## What is asked
Pull every line that holds the word "DAYS" from the entries.

==============================

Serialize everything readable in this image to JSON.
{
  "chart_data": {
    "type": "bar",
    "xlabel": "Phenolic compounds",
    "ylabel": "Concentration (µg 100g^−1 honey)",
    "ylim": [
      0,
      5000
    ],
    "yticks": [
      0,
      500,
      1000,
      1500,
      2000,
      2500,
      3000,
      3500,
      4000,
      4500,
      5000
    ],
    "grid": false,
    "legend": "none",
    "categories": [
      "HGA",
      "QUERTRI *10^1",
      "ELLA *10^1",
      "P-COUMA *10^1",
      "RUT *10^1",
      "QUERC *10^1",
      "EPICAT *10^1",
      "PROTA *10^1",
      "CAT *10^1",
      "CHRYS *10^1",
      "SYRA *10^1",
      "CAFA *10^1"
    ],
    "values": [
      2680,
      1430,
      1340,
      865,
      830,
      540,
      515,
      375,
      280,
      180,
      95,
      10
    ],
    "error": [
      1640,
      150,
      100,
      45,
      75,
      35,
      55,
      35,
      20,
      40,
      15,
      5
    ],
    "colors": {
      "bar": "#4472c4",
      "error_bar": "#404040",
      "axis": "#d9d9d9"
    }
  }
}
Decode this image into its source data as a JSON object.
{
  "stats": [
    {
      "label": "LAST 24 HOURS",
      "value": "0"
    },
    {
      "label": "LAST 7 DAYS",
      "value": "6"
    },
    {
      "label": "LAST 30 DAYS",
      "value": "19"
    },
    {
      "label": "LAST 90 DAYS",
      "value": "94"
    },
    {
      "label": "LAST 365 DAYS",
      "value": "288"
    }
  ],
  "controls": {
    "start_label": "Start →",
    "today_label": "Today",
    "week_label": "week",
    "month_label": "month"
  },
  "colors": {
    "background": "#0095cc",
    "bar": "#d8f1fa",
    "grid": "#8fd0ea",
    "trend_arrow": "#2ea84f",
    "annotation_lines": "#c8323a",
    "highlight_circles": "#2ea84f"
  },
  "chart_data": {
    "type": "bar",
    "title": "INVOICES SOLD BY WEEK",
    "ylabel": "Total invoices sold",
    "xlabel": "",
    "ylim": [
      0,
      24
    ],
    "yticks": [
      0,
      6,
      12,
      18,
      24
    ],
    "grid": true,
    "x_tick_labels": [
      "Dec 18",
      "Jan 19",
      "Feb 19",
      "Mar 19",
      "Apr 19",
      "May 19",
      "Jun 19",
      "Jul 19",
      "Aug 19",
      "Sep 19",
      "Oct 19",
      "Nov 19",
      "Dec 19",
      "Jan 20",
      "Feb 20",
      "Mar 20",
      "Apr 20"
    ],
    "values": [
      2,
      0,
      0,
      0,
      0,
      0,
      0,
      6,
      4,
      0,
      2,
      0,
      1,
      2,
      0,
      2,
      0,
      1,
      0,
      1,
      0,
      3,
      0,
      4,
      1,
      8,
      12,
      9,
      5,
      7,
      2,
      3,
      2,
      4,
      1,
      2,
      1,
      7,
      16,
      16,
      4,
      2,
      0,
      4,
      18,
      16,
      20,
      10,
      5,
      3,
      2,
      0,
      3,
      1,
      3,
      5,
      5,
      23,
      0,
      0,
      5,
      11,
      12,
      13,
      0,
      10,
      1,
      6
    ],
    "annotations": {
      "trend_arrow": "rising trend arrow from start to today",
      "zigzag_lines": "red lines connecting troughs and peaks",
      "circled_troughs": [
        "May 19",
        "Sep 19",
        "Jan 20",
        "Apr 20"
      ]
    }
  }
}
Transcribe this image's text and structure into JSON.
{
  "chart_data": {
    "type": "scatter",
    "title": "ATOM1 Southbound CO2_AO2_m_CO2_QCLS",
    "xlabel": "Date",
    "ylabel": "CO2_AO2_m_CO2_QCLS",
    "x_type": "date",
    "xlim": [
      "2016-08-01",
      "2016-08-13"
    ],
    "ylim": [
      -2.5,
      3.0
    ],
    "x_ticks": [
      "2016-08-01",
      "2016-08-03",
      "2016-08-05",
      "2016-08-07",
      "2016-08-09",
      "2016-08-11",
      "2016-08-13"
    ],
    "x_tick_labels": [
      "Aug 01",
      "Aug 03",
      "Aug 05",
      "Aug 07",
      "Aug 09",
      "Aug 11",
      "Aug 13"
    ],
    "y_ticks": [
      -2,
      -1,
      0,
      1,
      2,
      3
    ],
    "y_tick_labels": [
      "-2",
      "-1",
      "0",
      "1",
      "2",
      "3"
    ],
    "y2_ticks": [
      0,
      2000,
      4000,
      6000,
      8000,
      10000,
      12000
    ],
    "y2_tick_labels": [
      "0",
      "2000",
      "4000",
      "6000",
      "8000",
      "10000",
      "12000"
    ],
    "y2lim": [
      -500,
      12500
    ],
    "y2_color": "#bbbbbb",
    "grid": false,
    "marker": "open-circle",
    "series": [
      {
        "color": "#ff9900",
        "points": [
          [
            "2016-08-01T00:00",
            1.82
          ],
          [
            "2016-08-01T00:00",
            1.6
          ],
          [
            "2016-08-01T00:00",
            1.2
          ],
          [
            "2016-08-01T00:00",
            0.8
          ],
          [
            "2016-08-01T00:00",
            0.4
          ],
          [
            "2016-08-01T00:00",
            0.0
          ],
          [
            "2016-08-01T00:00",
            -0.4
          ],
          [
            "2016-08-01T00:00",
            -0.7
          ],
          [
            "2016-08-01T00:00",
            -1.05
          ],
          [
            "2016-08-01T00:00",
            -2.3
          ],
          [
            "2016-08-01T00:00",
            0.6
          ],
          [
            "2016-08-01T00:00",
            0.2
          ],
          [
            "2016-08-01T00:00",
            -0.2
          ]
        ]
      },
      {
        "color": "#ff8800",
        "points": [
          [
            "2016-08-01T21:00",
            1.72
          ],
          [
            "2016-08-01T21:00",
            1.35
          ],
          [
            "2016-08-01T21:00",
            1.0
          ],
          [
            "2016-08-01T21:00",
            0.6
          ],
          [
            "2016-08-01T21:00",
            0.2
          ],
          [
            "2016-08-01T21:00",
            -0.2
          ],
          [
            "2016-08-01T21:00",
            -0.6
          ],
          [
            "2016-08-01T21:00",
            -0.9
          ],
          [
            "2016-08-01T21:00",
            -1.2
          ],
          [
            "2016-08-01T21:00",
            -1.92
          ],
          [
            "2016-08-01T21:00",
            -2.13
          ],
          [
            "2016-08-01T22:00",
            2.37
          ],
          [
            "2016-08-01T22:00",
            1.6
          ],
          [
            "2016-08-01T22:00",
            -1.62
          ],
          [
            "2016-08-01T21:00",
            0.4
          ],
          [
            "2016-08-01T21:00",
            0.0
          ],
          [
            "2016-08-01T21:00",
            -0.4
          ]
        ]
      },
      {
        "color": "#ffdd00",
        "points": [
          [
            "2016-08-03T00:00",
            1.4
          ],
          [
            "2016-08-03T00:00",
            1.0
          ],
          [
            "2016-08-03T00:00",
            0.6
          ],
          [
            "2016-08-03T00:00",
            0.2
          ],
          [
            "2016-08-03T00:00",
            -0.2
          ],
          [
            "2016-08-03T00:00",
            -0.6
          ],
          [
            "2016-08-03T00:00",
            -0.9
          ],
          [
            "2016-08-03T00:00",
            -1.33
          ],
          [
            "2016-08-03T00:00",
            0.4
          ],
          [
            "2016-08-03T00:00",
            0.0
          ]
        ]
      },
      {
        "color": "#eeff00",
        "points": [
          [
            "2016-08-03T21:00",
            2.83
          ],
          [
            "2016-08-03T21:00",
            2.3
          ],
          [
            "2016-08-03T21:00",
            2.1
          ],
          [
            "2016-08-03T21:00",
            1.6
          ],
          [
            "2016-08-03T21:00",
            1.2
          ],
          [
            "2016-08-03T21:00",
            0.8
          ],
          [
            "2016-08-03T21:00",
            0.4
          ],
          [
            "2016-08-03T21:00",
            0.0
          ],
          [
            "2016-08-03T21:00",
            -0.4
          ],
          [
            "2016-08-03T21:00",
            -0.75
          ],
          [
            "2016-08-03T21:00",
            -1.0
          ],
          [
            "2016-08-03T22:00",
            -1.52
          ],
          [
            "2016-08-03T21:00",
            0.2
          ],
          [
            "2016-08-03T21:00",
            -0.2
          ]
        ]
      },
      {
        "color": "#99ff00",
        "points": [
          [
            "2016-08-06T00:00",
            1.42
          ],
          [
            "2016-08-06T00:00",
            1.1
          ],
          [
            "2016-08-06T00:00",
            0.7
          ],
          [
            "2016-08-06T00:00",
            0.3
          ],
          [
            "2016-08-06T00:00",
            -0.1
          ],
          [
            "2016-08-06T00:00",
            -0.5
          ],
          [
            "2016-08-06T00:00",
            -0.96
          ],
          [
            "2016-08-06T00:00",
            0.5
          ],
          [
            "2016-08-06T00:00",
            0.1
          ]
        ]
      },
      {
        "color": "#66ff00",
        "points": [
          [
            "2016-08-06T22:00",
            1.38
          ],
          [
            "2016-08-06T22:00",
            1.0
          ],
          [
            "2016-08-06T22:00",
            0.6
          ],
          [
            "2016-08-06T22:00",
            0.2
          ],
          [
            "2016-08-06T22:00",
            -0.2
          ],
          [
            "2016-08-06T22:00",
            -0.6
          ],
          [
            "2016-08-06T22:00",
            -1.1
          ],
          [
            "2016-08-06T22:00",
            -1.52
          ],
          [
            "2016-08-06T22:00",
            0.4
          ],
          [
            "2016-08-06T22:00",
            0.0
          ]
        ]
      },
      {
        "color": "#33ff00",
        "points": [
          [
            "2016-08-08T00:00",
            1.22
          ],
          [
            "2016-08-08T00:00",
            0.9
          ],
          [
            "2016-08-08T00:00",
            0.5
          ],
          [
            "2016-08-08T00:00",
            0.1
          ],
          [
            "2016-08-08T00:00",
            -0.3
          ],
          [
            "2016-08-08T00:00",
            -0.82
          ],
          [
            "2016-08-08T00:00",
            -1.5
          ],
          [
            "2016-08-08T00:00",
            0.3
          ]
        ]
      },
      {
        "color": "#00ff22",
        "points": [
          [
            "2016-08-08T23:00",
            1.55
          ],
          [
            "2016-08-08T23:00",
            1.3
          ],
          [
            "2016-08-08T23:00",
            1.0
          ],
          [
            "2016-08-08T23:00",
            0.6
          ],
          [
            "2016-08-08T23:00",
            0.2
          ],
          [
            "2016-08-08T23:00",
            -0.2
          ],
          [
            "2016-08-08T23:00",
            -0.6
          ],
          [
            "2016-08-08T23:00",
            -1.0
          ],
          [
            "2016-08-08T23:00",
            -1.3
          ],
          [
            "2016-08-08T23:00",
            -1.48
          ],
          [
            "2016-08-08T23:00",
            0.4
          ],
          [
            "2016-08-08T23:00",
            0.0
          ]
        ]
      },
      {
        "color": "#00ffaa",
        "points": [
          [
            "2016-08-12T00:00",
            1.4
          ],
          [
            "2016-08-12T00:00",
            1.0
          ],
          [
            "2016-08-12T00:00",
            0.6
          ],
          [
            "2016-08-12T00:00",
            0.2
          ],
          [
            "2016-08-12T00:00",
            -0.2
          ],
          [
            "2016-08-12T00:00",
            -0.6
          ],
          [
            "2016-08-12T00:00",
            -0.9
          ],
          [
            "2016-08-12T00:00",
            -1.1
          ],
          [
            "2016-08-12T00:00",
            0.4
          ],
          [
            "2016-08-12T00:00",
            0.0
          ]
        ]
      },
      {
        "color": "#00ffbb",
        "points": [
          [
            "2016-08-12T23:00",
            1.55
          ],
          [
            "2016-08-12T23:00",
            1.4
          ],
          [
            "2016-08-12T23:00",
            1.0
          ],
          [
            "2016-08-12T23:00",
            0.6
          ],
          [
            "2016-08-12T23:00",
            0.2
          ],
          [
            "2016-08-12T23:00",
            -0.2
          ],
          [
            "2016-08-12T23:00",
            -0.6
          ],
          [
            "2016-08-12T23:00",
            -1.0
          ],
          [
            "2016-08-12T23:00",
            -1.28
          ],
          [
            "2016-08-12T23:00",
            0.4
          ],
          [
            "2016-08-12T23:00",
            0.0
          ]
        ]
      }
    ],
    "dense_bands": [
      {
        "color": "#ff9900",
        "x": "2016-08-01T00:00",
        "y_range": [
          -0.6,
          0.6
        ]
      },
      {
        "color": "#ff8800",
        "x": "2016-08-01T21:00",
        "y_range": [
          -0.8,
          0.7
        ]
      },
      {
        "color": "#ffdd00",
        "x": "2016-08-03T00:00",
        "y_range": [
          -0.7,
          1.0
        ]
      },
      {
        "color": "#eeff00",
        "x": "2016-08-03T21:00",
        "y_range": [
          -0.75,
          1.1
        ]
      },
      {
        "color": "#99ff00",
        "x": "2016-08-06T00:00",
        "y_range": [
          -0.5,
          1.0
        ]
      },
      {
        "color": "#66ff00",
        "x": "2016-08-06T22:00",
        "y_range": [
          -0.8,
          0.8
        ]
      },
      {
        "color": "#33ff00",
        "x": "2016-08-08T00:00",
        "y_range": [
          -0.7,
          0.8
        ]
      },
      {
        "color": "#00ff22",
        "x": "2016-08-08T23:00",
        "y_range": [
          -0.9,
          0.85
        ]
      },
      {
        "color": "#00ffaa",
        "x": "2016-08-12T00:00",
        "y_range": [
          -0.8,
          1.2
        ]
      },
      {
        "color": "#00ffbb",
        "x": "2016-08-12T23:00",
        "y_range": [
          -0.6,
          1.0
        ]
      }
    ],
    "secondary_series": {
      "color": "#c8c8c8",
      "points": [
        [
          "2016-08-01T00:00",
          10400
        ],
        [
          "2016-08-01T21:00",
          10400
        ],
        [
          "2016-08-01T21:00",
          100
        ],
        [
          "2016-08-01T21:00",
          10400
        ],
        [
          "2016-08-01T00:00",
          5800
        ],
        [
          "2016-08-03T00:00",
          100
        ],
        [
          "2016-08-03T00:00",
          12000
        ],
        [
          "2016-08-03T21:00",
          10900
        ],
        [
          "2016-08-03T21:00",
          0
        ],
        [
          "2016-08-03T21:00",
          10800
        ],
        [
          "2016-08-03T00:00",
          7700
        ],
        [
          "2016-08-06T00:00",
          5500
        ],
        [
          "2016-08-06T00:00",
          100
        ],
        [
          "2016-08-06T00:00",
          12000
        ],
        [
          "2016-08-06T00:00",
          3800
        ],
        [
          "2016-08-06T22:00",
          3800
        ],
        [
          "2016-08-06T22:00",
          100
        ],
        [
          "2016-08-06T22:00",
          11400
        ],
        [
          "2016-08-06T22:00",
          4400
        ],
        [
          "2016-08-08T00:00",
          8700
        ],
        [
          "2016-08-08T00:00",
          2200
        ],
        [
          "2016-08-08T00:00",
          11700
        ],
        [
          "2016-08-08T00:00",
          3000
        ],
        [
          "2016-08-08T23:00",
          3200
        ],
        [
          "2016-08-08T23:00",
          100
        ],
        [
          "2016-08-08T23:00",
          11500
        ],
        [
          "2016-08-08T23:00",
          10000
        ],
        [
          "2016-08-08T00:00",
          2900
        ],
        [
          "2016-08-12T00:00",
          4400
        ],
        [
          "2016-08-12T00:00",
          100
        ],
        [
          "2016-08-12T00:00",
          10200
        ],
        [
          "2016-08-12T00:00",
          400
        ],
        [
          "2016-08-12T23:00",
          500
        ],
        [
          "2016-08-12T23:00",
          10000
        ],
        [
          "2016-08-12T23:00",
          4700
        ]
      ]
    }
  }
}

==============================

## Problem solution
      "label": "LAST 7 DAYS",
      "label": "LAST 30 DAYS",
      "label": "LAST 90 DAYS",
      "label": "LAST 365 DAYS",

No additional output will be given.